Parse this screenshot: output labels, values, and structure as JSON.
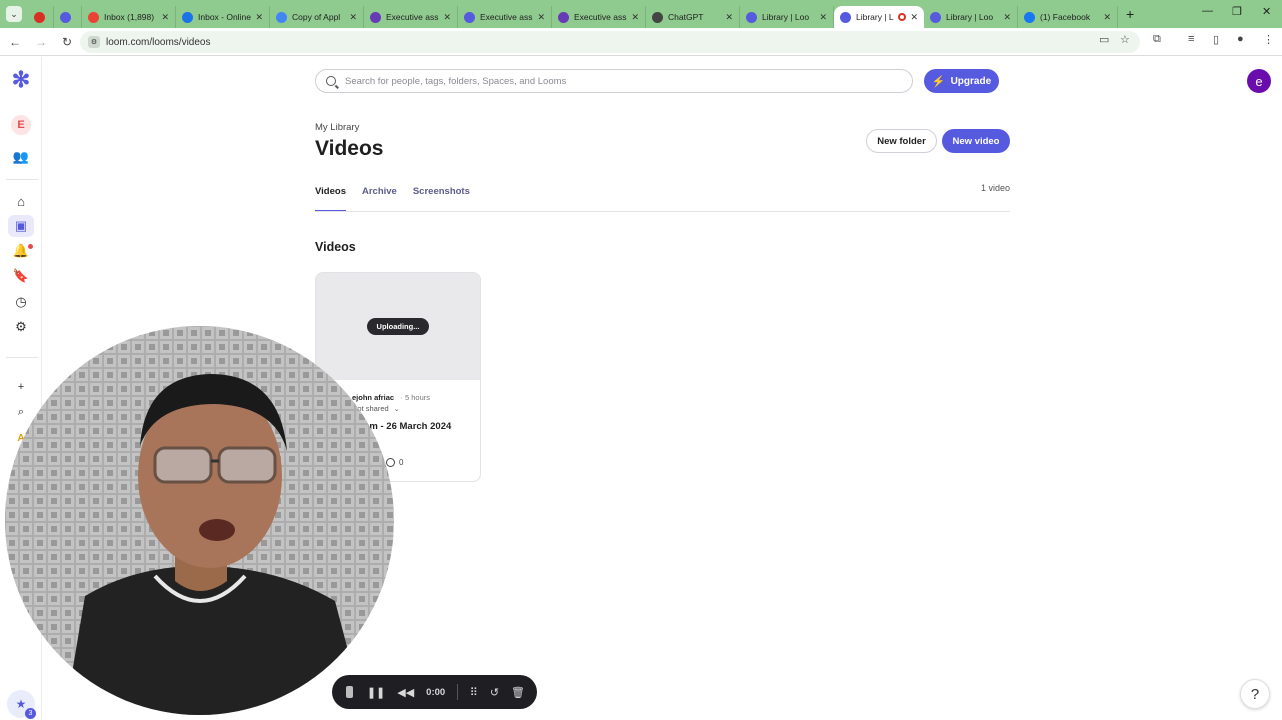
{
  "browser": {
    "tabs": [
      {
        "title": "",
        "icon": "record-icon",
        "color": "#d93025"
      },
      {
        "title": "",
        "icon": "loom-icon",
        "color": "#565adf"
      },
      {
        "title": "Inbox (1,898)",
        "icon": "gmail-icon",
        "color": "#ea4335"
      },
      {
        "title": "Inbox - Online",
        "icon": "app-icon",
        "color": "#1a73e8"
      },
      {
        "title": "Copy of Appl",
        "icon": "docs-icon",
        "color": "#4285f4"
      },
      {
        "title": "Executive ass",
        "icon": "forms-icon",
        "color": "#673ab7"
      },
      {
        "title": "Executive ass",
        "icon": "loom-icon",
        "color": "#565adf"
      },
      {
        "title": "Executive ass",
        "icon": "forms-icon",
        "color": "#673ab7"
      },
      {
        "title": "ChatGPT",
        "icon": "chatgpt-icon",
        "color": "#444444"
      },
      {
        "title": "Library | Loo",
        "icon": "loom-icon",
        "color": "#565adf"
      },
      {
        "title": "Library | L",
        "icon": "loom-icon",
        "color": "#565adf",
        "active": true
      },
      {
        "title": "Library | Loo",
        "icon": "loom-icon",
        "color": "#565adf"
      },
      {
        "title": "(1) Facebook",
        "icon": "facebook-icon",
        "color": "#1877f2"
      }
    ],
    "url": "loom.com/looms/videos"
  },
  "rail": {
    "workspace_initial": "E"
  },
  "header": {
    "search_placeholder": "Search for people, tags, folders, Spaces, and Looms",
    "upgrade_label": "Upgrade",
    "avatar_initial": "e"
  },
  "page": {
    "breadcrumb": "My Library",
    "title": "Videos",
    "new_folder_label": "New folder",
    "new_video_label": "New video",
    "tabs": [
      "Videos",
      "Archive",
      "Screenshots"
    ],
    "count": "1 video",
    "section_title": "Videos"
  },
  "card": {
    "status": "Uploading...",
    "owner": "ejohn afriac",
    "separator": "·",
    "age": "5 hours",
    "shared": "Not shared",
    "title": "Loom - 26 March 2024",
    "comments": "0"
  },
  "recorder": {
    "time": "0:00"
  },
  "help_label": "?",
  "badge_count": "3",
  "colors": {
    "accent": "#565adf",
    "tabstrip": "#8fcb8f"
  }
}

━━━

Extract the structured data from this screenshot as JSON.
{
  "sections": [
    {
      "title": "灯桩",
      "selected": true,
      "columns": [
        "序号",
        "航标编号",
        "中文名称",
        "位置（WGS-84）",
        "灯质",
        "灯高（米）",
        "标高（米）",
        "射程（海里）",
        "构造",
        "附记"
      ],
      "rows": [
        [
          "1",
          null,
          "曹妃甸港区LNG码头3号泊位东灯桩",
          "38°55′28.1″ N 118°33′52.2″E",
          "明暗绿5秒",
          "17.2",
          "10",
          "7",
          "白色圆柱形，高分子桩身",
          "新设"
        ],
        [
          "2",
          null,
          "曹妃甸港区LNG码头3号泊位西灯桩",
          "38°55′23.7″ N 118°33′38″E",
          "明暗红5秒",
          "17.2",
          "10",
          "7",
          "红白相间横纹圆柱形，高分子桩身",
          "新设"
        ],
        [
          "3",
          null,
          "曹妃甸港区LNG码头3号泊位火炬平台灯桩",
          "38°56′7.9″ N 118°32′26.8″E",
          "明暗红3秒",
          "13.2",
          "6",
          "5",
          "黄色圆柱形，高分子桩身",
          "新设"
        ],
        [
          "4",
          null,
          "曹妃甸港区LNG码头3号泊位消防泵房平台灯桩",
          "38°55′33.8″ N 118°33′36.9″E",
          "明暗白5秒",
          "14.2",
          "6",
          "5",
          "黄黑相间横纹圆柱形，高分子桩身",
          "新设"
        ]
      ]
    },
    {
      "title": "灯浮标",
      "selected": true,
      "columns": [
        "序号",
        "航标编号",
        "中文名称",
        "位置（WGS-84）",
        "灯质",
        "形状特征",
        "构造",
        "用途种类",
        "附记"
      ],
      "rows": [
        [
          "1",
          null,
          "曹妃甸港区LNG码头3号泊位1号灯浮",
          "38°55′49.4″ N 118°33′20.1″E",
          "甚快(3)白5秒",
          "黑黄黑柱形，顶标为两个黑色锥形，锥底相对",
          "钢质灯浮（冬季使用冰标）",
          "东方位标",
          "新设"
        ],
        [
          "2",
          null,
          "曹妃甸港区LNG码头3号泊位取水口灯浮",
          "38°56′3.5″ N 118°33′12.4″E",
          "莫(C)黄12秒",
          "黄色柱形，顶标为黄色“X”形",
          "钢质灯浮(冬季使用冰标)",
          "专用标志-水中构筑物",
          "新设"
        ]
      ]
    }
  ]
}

━━━

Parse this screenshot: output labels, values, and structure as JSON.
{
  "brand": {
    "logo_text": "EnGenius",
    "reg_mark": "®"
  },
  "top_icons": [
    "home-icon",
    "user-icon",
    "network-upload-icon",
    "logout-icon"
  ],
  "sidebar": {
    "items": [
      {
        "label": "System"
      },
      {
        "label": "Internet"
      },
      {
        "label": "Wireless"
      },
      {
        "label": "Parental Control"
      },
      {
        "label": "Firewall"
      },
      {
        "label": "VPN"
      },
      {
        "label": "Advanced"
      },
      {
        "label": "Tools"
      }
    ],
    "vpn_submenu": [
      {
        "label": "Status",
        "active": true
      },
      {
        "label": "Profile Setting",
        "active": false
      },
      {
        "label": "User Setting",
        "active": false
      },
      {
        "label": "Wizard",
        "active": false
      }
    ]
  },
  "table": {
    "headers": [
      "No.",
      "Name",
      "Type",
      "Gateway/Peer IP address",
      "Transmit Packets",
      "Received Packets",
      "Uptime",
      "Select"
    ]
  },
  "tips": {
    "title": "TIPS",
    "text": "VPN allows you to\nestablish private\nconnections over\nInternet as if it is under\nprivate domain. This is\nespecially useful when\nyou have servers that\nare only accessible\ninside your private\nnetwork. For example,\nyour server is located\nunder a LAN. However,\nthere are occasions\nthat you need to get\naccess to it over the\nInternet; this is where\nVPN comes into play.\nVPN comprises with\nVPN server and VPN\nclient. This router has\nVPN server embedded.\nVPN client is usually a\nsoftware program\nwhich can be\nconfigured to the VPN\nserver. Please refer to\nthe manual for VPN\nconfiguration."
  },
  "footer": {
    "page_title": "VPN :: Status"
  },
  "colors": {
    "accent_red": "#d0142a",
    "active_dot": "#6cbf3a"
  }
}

━━━

● THE TASK
Reply with one number only: how many lines of the listing hold "Setting"?

● FINAL ANSWER
2